[Problem description]:
Copy all the entries word for word, but omit the pictures.

Dataset records:

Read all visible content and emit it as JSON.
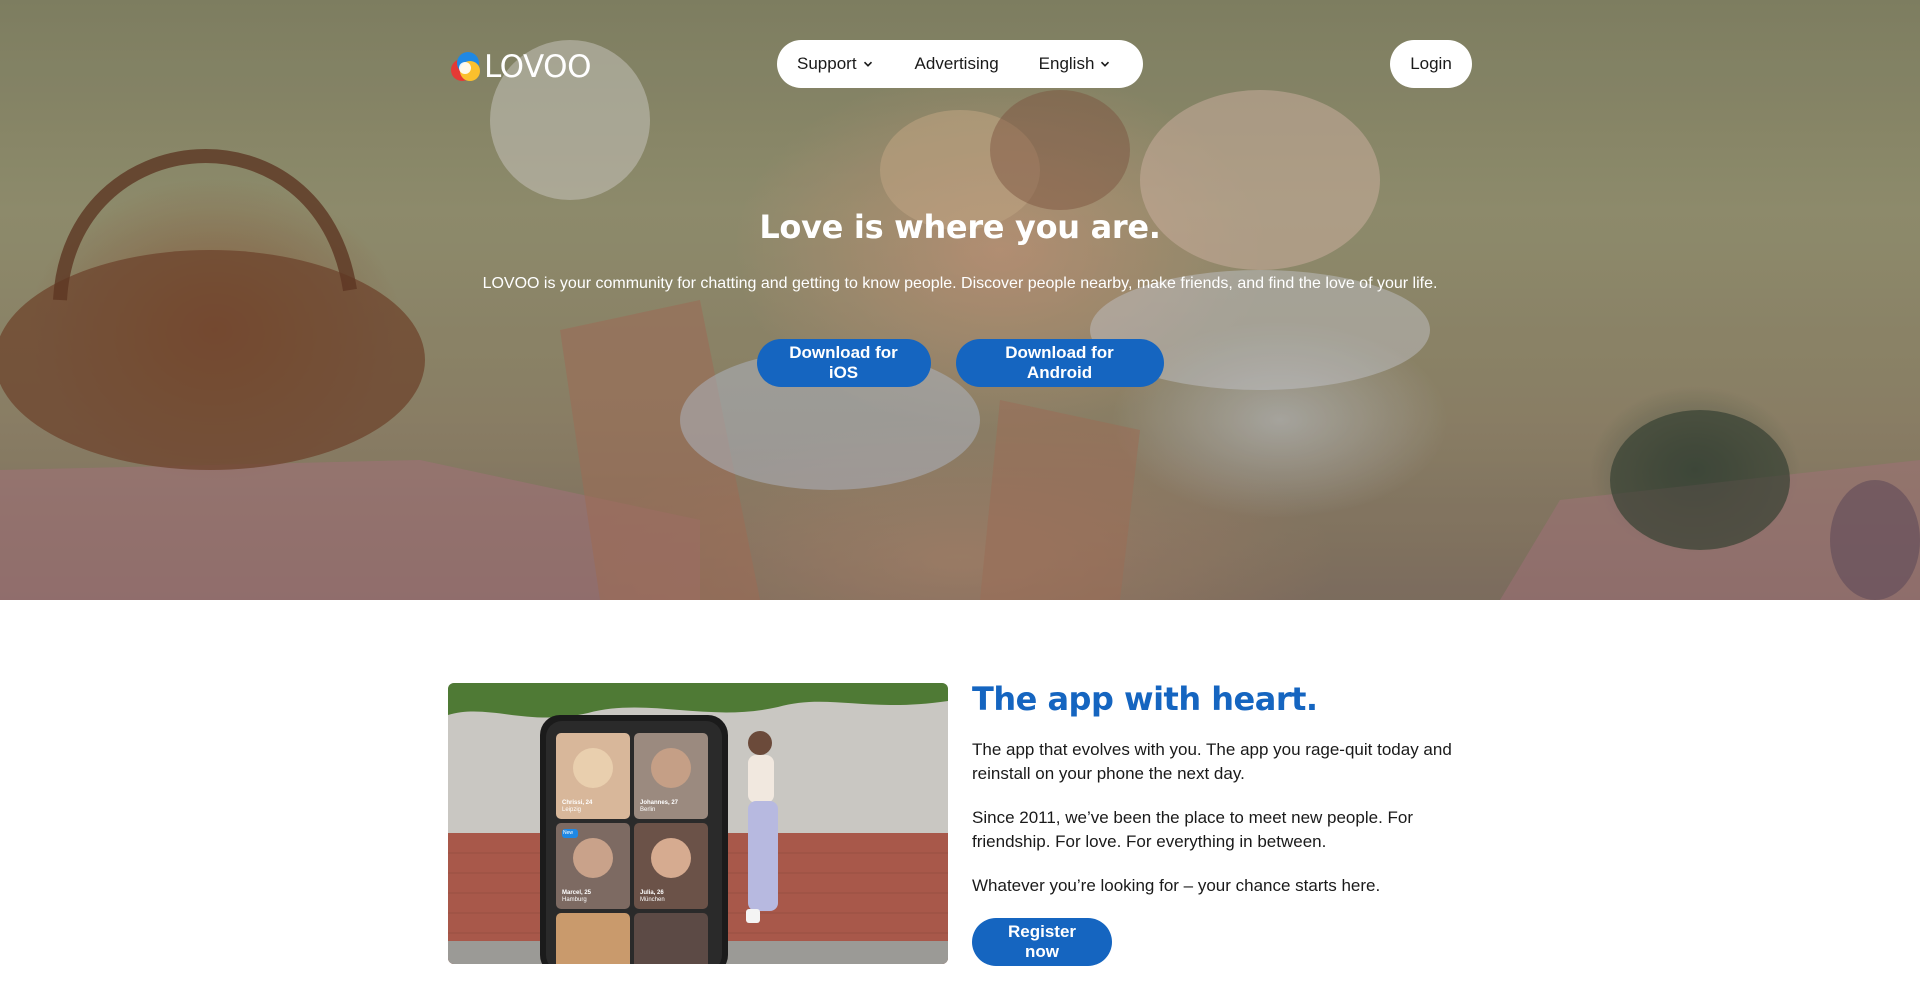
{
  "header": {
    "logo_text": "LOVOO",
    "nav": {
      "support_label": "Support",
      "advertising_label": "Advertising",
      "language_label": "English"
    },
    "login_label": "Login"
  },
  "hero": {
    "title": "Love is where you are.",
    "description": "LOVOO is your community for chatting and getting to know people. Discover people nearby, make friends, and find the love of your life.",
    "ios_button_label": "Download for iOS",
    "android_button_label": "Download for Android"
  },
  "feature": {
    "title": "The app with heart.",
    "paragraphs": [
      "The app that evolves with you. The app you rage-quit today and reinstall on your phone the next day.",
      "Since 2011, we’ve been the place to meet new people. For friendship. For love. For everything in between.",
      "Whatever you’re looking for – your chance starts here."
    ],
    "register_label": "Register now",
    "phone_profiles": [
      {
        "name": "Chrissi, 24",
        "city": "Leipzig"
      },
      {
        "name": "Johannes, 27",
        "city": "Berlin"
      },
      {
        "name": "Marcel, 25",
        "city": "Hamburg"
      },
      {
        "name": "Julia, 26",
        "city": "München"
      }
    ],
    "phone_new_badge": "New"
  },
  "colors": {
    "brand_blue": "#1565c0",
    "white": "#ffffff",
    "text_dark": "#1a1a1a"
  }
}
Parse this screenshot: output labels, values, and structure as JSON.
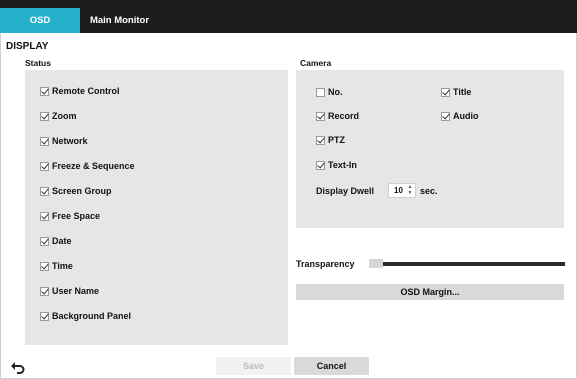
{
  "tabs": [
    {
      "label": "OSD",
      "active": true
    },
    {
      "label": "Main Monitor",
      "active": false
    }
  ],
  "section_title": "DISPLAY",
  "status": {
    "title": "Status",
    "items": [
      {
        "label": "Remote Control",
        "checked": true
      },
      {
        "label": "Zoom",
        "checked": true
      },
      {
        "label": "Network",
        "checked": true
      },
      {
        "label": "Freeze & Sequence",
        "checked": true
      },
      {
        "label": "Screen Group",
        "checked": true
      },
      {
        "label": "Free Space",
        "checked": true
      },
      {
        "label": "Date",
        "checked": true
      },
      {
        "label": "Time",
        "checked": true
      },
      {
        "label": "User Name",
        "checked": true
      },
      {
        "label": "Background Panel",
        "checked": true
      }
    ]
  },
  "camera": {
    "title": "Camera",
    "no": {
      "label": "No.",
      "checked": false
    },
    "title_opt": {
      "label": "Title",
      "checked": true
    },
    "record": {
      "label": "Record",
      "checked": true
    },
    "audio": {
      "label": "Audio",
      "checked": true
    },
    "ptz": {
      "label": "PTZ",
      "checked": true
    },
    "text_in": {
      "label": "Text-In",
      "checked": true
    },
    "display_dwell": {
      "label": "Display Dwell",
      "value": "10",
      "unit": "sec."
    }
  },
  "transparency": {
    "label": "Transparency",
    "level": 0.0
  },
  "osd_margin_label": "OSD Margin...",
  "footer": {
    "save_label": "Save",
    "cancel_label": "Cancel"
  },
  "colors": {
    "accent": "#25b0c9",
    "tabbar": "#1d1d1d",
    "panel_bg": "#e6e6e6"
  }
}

[Solution to the exercise]:
Read all visible content and emit it as JSON.
{
  "header": {
    "logo_text": "LOVOO",
    "nav": {
      "support_label": "Support",
      "advertising_label": "Advertising",
      "language_label": "English"
    },
    "login_label": "Login"
  },
  "hero": {
    "title": "Love is where you are.",
    "description": "LOVOO is your community for chatting and getting to know people. Discover people nearby, make friends, and find the love of your life.",
    "ios_button_label": "Download for iOS",
    "android_button_label": "Download for Android"
  },
  "feature": {
    "title": "The app with heart.",
    "paragraphs": [
      "The app that evolves with you. The app you rage-quit today and reinstall on your phone the next day.",
      "Since 2011, we’ve been the place to meet new people. For friendship. For love. For everything in between.",
      "Whatever you’re looking for – your chance starts here."
    ],
    "register_label": "Register now",
    "phone_profiles": [
      {
        "name": "Chrissi, 24",
        "city": "Leipzig"
      },
      {
        "name": "Johannes, 27",
        "city": "Berlin"
      },
      {
        "name": "Marcel, 25",
        "city": "Hamburg"
      },
      {
        "name": "Julia, 26",
        "city": "München"
      }
    ],
    "phone_new_badge": "New"
  },
  "colors": {
    "brand_blue": "#1565c0",
    "white": "#ffffff",
    "text_dark": "#1a1a1a"
  }
}
Parse this screenshot: output labels, values, and structure as JSON.
{
  "tabs": [
    {
      "label": "OSD",
      "active": true
    },
    {
      "label": "Main Monitor",
      "active": false
    }
  ],
  "section_title": "DISPLAY",
  "status": {
    "title": "Status",
    "items": [
      {
        "label": "Remote Control",
        "checked": true
      },
      {
        "label": "Zoom",
        "checked": true
      },
      {
        "label": "Network",
        "checked": true
      },
      {
        "label": "Freeze & Sequence",
        "checked": true
      },
      {
        "label": "Screen Group",
        "checked": true
      },
      {
        "label": "Free Space",
        "checked": true
      },
      {
        "label": "Date",
        "checked": true
      },
      {
        "label": "Time",
        "checked": true
      },
      {
        "label": "User Name",
        "checked": true
      },
      {
        "label": "Background Panel",
        "checked": true
      }
    ]
  },
  "camera": {
    "title": "Camera",
    "no": {
      "label": "No.",
      "checked": false
    },
    "title_opt": {
      "label": "Title",
      "checked": true
    },
    "record": {
      "label": "Record",
      "checked": true
    },
    "audio": {
      "label": "Audio",
      "checked": true
    },
    "ptz": {
      "label": "PTZ",
      "checked": true
    },
    "text_in": {
      "label": "Text-In",
      "checked": true
    },
    "display_dwell": {
      "label": "Display Dwell",
      "value": "10",
      "unit": "sec."
    }
  },
  "transparency": {
    "label": "Transparency",
    "level": 0.0
  },
  "osd_margin_label": "OSD Margin...",
  "footer": {
    "save_label": "Save",
    "cancel_label": "Cancel"
  },
  "colors": {
    "accent": "#25b0c9",
    "tabbar": "#1d1d1d",
    "panel_bg": "#e6e6e6"
  }
}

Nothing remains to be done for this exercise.